Ironically, as John Crudele commented in the September 7th NY Post, “The
real-life costs behind the JPM ‘Cult of Jamie” are substantial. When
you add up all the costs to JPMorgan via fines, losses under Jamie Dimon’s
tenure, it adds up to $28.2 billion over five years. But don’t fret
about Dimon or JP. While the company must indeed replenish the lost
capital and for the nonce will have less capital to earn more capital or
to lend for small businesses to help the economy, they can nevertheless
take a tax deduction that will result in $7 billion less for the government.
Even more hysterical is according to Crudele, “the Federal Reserve is actually
financing this $28 billion, since JPMorgan can borrow from the Fed’s window
to pay out these fines.” Crudele also comments, “There has not been
one clawback of anyone’s bonus, and from what was reported, last year’s
bonuses were crazy-good. And it seems the word on the Street is, 2013 bonuses
will be the same crazy-good.” You can see the article at http://bit.ly/19uQOY3.
The purveyors of derivatives in mass quantity have
more on their plate than you may care to know. See http://bloom.bg/12JCJVs.
Bear in mind, that’s $100 billion less to lend for small businesses to
help the economy, but undoubtedly some of the amount will be countered
by tax deductions. Will there be clawbacks? Sure. And
if you believe that, we have a bridge to sell you. More can
be found at http://bloom.bg/15hCBA7
and also at http://bloom.bg/14ceFYP.
While not all of this activity is directly attributable to derivatives,
there is a pattern way too strong for us to deny. Obviously, JPMorgan
figures prominently in our analysis, since they alone account for 30.3%
of all notional values in derivatives. Years of observation and analysis
lead us to the conclusion that this new rapid expansion in notional values
of derivatives has again led to a vast increase in systemic risk and has
dramatically impeded economic growth.
We will be very lucky if the
consequences are better than last time.
The following article is reprinted
from our July 22, 2013 issue.
In the final analysis, stock prices are supposed
to be based on valuations. A company that has had an improving earnings
stream and regular dividend increases theoretically should be valued higher
than an unproven entity with only potential but of course, in reality,
it doesn’t work that way. Fear and greed rule the stock market and
the implementation of greed fits the many ways participants may estimate
“potential.” In the case of Amazon (AMZN), we have a company that
began operations 18 years ago (was it really that long ago?) and seems
destined to never trade at what should pass for a normal price/earnings
ratio. Despite growing to $61 billion in revenue, AMZN’s current
price is equivalent to more than 96 times projected earnings for the fiscal
year ending December 31, 2014. Stratospheric P/E multiples like this
are indicative of greed on a grand scale.
Of course, overvaluation is not limited to AMZN
and we have also mentioned Netflix (NFLX) in the same category of egregiously
overvalued companies. NFLX currently trades at a price equivalent
to 86 times next year’s projected earnings. Why not cite current
P/E multiples? Okay, we will. AMZN’s is infinite since there
are no earnings. NFLX’s P/E is 649. Clearly, this does not
make us feel any better about their valuations, but high P/E multiples
do not automatically go hand-in-hand with immediate price declines, even
when valuations are extreme for the entire stock market. However,
when valuations are stretched for a lengthy period, say ten years, it’s
usually a different story. High P/Es are likely to spell doom for
even the best and most dynamic bull markets. At center, we see the
current chart for a ten year average of P/E ratios made popular by Robert
J. Shiller in his book, Irrational Exuberance (see www.irrationalexuberance.com/).

> **Material**
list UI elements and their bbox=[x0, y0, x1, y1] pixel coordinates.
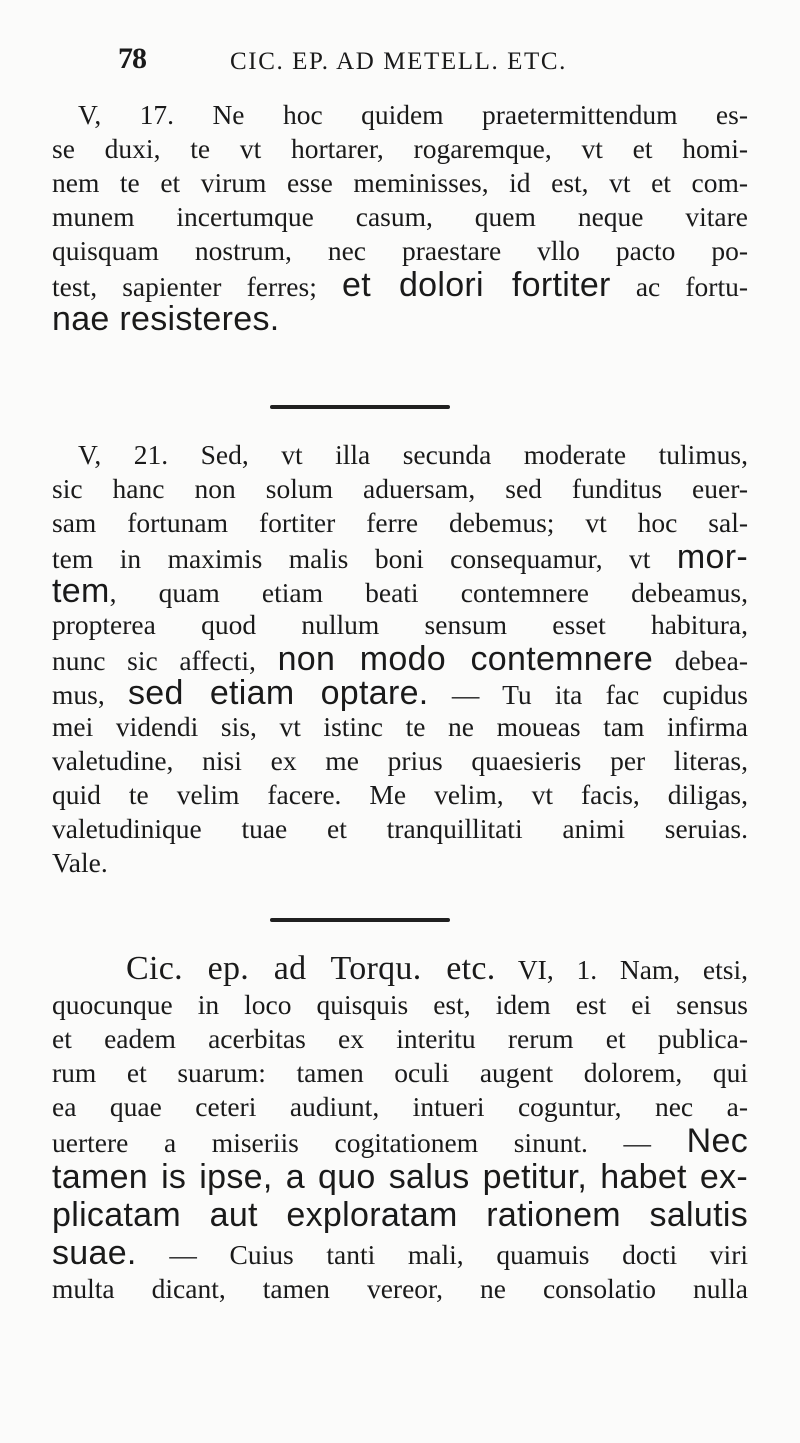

> **Problem to work on**
Rewrite the commentary on JPMorgan and derivatives from "While not all" up to and including "than last time.", with "systemic risk" changed to "market-wide risk".

> **Task result**
While not all of this activity is directly attributable to derivatives,
there is a pattern way too strong for us to deny. Obviously, JPMorgan
figures prominently in our analysis, since they alone account for 30.3%
of all notional values in derivatives. Years of observation and analysis
lead us to the conclusion that this new rapid expansion in notional values
of derivatives has again led to a vast increase in market-wide risk and has
dramatically impeded economic growth.
We will be very lucky if the
consequences are better than last time.